REQUIREMENT: Copy out, unchanged, the lines of the material from the one containing "row-actual-value-cell: 0,0 xyxy=(582,396,599,411)" through the one containing "row-plan-value-cell: 52 449,4 xyxy=(455,629,502,644)", inclusive.

RECORDS SHOWN:
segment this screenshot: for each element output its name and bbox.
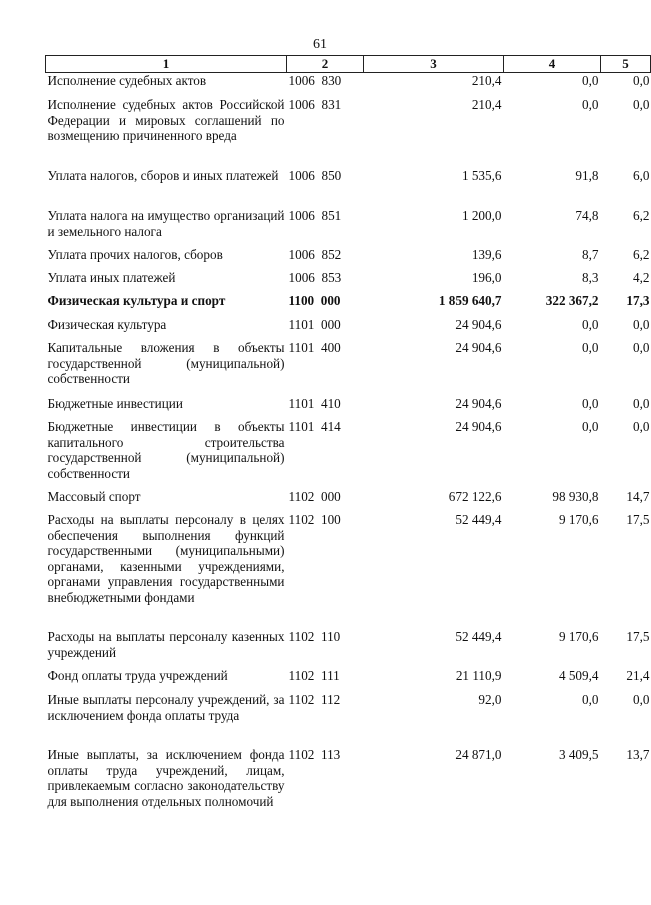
row-actual-value-cell: 0,0 xyxy=(582,396,599,411)
row-percent-cell: 17,5 xyxy=(626,629,650,644)
row-code-cell: 1006 852 xyxy=(288,247,342,262)
row-percent-cell: 6,0 xyxy=(633,168,650,183)
table-row xyxy=(46,512,651,629)
row-actual-value-cell: 0,0 xyxy=(582,317,599,332)
column-header-1: 1 xyxy=(46,56,287,73)
table-row xyxy=(46,396,651,419)
row-actual-value-cell: 0,0 xyxy=(582,97,599,112)
table-row xyxy=(46,168,651,208)
row-code-cell: 1006 830 xyxy=(288,73,342,88)
row-plan-value-cell: 1 535,6 xyxy=(461,168,502,183)
row-percent-cell: 0,0 xyxy=(633,396,650,411)
row-name-cell: Иные выплаты персоналу учреждений, за исключением фонда оплаты труда xyxy=(47,692,285,723)
row-code-cell: 1100 000 xyxy=(288,293,341,308)
row-plan-value-cell: 210,4 xyxy=(471,97,502,112)
row-actual-value-cell: 322 367,2 xyxy=(545,293,599,308)
row-percent-cell: 0,0 xyxy=(633,340,650,355)
row-plan-value-cell: 24 904,6 xyxy=(455,419,502,434)
row-actual-value-cell: 74,8 xyxy=(575,208,599,223)
row-actual-value-cell: 8,3 xyxy=(582,270,599,285)
column-header-5: 5 xyxy=(601,56,651,73)
row-percent-cell: 0,0 xyxy=(633,73,650,88)
table-row xyxy=(46,247,651,270)
row-plan-value-cell: 52 449,4 xyxy=(455,629,502,644)
table-row xyxy=(46,73,651,98)
row-code-cell: 1101 414 xyxy=(288,419,341,434)
table-row xyxy=(46,97,651,168)
table-row xyxy=(46,629,651,668)
row-percent-cell: 6,2 xyxy=(633,247,650,262)
table-row xyxy=(46,419,651,489)
table-row xyxy=(46,293,651,317)
table-body xyxy=(46,73,651,833)
row-code-cell: 1101 000 xyxy=(288,317,341,332)
row-actual-value-cell: 98 930,8 xyxy=(552,489,599,504)
row-name-cell: Физическая культура и спорт xyxy=(47,293,226,308)
row-code-cell: 1102 111 xyxy=(288,668,340,683)
row-plan-value-cell: 1 200,0 xyxy=(461,208,502,223)
column-header-4: 4 xyxy=(504,56,601,73)
row-name-cell: Исполнение судебных актов Российской Федерации и мировых соглашений по возмещению причиненного вреда xyxy=(47,97,285,143)
row-actual-value-cell: 0,0 xyxy=(582,419,599,434)
column-header-2: 2 xyxy=(287,56,364,73)
row-percent-cell: 17,3 xyxy=(626,293,650,308)
row-plan-value-cell: 672 122,6 xyxy=(448,489,502,504)
row-code-cell: 1102 100 xyxy=(288,512,341,527)
row-name-cell: Бюджетные инвестиции в объекты капитального строительства государственной (муниципальной) собственности xyxy=(47,419,285,481)
row-actual-value-cell: 9 170,6 xyxy=(558,629,599,644)
row-actual-value-cell: 9 170,6 xyxy=(558,512,599,527)
row-percent-cell: 0,0 xyxy=(633,419,650,434)
row-actual-value-cell: 3 409,5 xyxy=(558,747,599,762)
table-row xyxy=(46,340,651,396)
row-code-cell: 1102 110 xyxy=(288,629,341,644)
table-row xyxy=(46,489,651,512)
row-name-cell: Уплата прочих налогов, сборов xyxy=(47,247,223,262)
row-code-cell: 1006 850 xyxy=(288,168,342,183)
row-plan-value-cell: 24 904,6 xyxy=(455,396,502,411)
row-code-cell: 1006 851 xyxy=(288,208,342,223)
row-code-cell: 1006 831 xyxy=(288,97,342,112)
table-row xyxy=(46,692,651,747)
row-code-cell: 1102 112 xyxy=(288,692,341,707)
row-plan-value-cell: 1 859 640,7 xyxy=(438,293,502,308)
row-name-cell: Уплата иных платежей xyxy=(47,270,176,285)
row-percent-cell: 4,2 xyxy=(633,270,650,285)
row-name-cell: Уплата налога на имущество организаций и земельного налога xyxy=(47,208,285,239)
row-plan-value-cell: 24 871,0 xyxy=(455,747,502,762)
row-percent-cell: 0,0 xyxy=(633,317,650,332)
row-actual-value-cell: 0,0 xyxy=(582,692,599,707)
row-actual-value-cell: 0,0 xyxy=(582,340,599,355)
table-row xyxy=(46,317,651,340)
table-row xyxy=(46,668,651,692)
table-row xyxy=(46,747,651,832)
row-percent-cell: 13,7 xyxy=(626,747,650,762)
row-name-cell: Уплата налогов, сборов и иных платежей xyxy=(47,168,279,183)
row-plan-value-cell: 24 904,6 xyxy=(455,340,502,355)
column-header-3: 3 xyxy=(364,56,504,73)
row-name-cell: Физическая культура xyxy=(47,317,167,332)
table-header-row xyxy=(46,56,651,73)
row-plan-value-cell: 21 110,9 xyxy=(455,668,502,683)
row-plan-value-cell: 52 449,4 xyxy=(455,512,502,527)
row-name-cell: Расходы на выплаты персоналу в целях обеспечения выполнения функций государственными (муниципальными) органами, казенными учреждениями, органами управления государственными внебюджетными фондами xyxy=(47,512,285,605)
row-percent-cell: 0,0 xyxy=(633,97,650,112)
row-actual-value-cell: 8,7 xyxy=(582,247,599,262)
row-code-cell: 1102 000 xyxy=(288,489,341,504)
row-actual-value-cell: 91,8 xyxy=(575,168,599,183)
row-name-cell: Расходы на выплаты персоналу казенных учреждений xyxy=(47,629,285,660)
row-code-cell: 1101 410 xyxy=(288,396,341,411)
row-name-cell: Иные выплаты, за исключением фонда оплаты труда учреждений, лицам, привлекаемым согласно законодательству для выполнения отдельных полномочий xyxy=(47,747,285,809)
budget-table xyxy=(45,55,651,832)
row-code-cell: 1006 853 xyxy=(288,270,342,285)
row-name-cell: Фонд оплаты труда учреждений xyxy=(47,668,228,683)
row-code-cell: 1101 400 xyxy=(288,340,341,355)
row-name-cell: Исполнение судебных актов xyxy=(47,73,207,88)
row-percent-cell: 17,5 xyxy=(626,512,650,527)
row-percent-cell: 6,2 xyxy=(633,208,650,223)
row-actual-value-cell: 4 509,4 xyxy=(558,668,599,683)
row-percent-cell: 0,0 xyxy=(633,692,650,707)
row-code-cell: 1102 113 xyxy=(288,747,341,762)
table-row xyxy=(46,208,651,247)
page-number: 61 xyxy=(313,37,327,52)
row-plan-value-cell: 139,6 xyxy=(471,247,502,262)
row-plan-value-cell: 210,4 xyxy=(471,73,502,88)
row-name-cell: Капитальные вложения в объекты государственной (муниципальной) собственности xyxy=(47,340,285,386)
row-name-cell: Массовый спорт xyxy=(47,489,141,504)
row-percent-cell: 21,4 xyxy=(626,668,650,683)
row-percent-cell: 14,7 xyxy=(626,489,650,504)
row-plan-value-cell: 24 904,6 xyxy=(455,317,502,332)
row-plan-value-cell: 92,0 xyxy=(478,692,502,707)
row-plan-value-cell: 196,0 xyxy=(471,270,502,285)
row-actual-value-cell: 0,0 xyxy=(582,73,599,88)
row-name-cell: Бюджетные инвестиции xyxy=(47,396,183,411)
table-row xyxy=(46,270,651,293)
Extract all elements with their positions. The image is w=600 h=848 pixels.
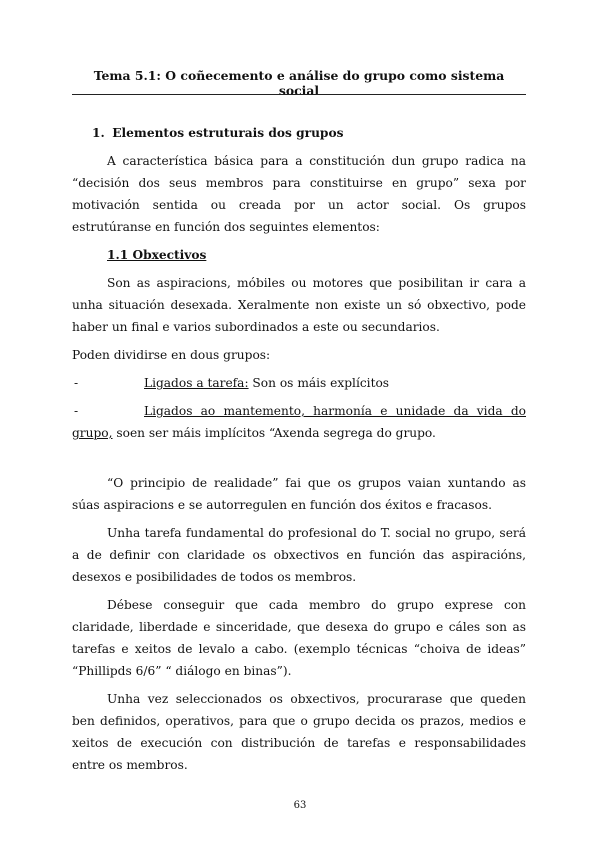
bullet-label: Ligados a tarefa:: [144, 376, 249, 390]
subsection-heading: 1.1 Obxectivos: [107, 248, 207, 262]
section-heading: [92, 122, 526, 144]
social-worker-task-paragraph: Unha tarefa fundamental do profesional do T. social no grupo, será a de definir con claridade os obxectivos en función das aspiracións, desexos e posibilidades de todos os membros.: [72, 526, 526, 584]
bullet-text: Son os máis explícitos: [248, 376, 390, 390]
bullet-dash: -: [74, 404, 79, 418]
reality-principle-paragraph: “O principio de realidade” fai que os grupos vaian xuntando as súas aspiracions e se autorregulen en función dos éxitos e fracasos.: [72, 476, 526, 512]
member-expression-paragraph: Débese conseguir que cada membro do grupo exprese con claridade, liberdade e sinceridade, que desexa do grupo e cáles son as tarefas e xeitos de levalo a cabo. (exemplo técnicas “choiva de ideas” “Phillipds 6/6” “ diálogo en binas”).: [72, 598, 526, 678]
page-header-title: Tema 5.1: O coñecemento e análise do grupo como sistema social: [93, 68, 505, 98]
section-title: Elementos estruturais dos grupos: [112, 126, 344, 140]
bullet-dash: -: [74, 376, 79, 390]
header-divider: [72, 94, 526, 95]
bullet-text: soen ser máis implícitos “Axenda segrega do grupo.: [112, 426, 436, 440]
document-body: [72, 122, 526, 782]
bullet-item: [72, 400, 526, 444]
bullet-item: [72, 372, 526, 394]
objectives-definition-paragraph: Son as aspiracions, móbiles ou motores que posibilitan ir cara a unha situación desexada. Xeralmente non existe un só obxectivo, pode haber un final e varios subordinados a este ou secundarios.: [72, 276, 526, 334]
bullet-label: Ligados ao mantemento, harmonía e unidade da vida do grupo,: [72, 404, 526, 440]
blank-line: [72, 450, 526, 472]
section-intro-paragraph: A característica básica para a constitución dun grupo radica na “decisión dos seus membros para constituirse en grupo” sexa por motivación sentida ou creada por un actor social. Os grupos estrutúranse en función dos seguintes elementos:: [72, 154, 526, 234]
objectives-groups-intro: Poden dividirse en dous grupos:: [72, 348, 271, 362]
section-number: 1.: [92, 126, 105, 140]
page-number: 63: [293, 800, 307, 811]
objectives-selection-paragraph: Unha vez seleccionados os obxectivos, procurarase que queden ben definidos, operativos, para que o grupo decida os prazos, medios e xeitos de execución con distribución de tarefas e responsabilidades entre os membros.: [72, 692, 526, 772]
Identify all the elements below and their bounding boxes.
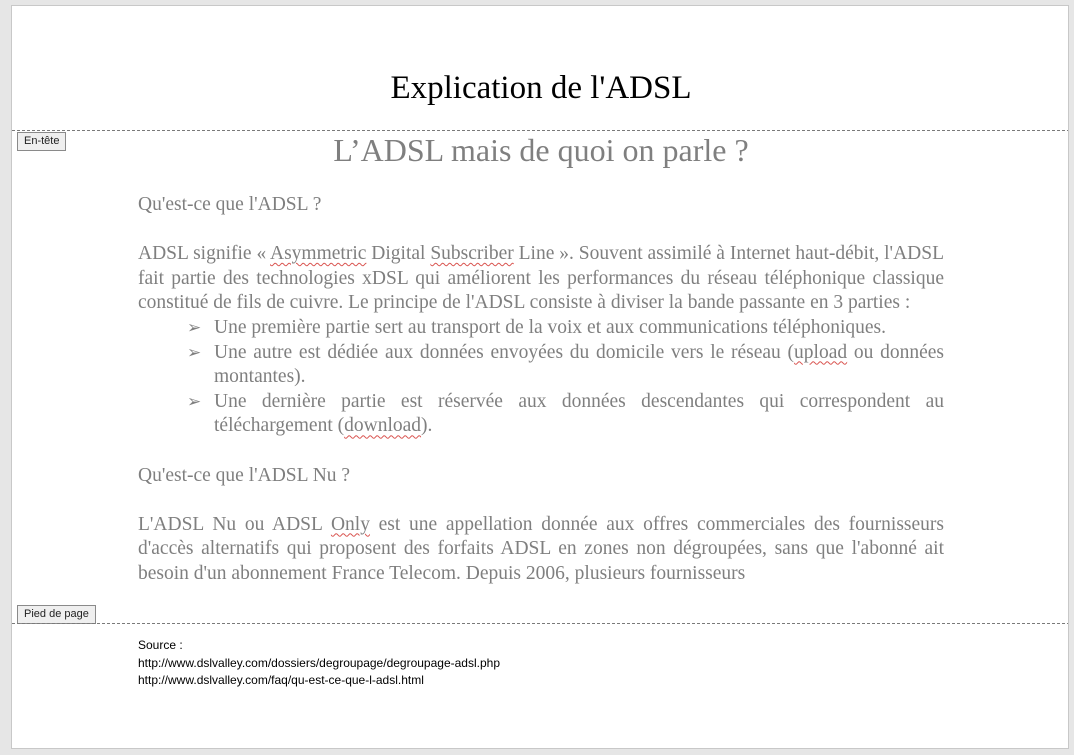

WRITTEN RESPONSE:
row-actual-value-cell: 0,0 xyxy=(582,396,599,411)
row-percent-cell: 17,5 xyxy=(626,629,650,644)
row-code-cell: 1006 852 xyxy=(288,247,342,262)
row-percent-cell: 6,0 xyxy=(633,168,650,183)
table-row xyxy=(46,512,651,629)
row-actual-value-cell: 0,0 xyxy=(582,317,599,332)
column-header-1: 1 xyxy=(46,56,287,73)
table-row xyxy=(46,396,651,419)
row-actual-value-cell: 0,0 xyxy=(582,97,599,112)
table-row xyxy=(46,168,651,208)
row-code-cell: 1006 830 xyxy=(288,73,342,88)
row-plan-value-cell: 1 535,6 xyxy=(461,168,502,183)
row-percent-cell: 0,0 xyxy=(633,396,650,411)
row-name-cell: Иные выплаты персоналу учреждений, за исключением фонда оплаты труда xyxy=(47,692,285,723)
row-code-cell: 1100 000 xyxy=(288,293,341,308)
row-plan-value-cell: 210,4 xyxy=(471,97,502,112)
row-actual-value-cell: 322 367,2 xyxy=(545,293,599,308)
row-percent-cell: 0,0 xyxy=(633,340,650,355)
row-plan-value-cell: 24 904,6 xyxy=(455,419,502,434)
row-actual-value-cell: 74,8 xyxy=(575,208,599,223)
row-actual-value-cell: 8,3 xyxy=(582,270,599,285)
column-header-5: 5 xyxy=(601,56,651,73)
row-percent-cell: 0,0 xyxy=(633,73,650,88)
table-row xyxy=(46,247,651,270)
row-plan-value-cell: 52 449,4 xyxy=(455,629,502,644)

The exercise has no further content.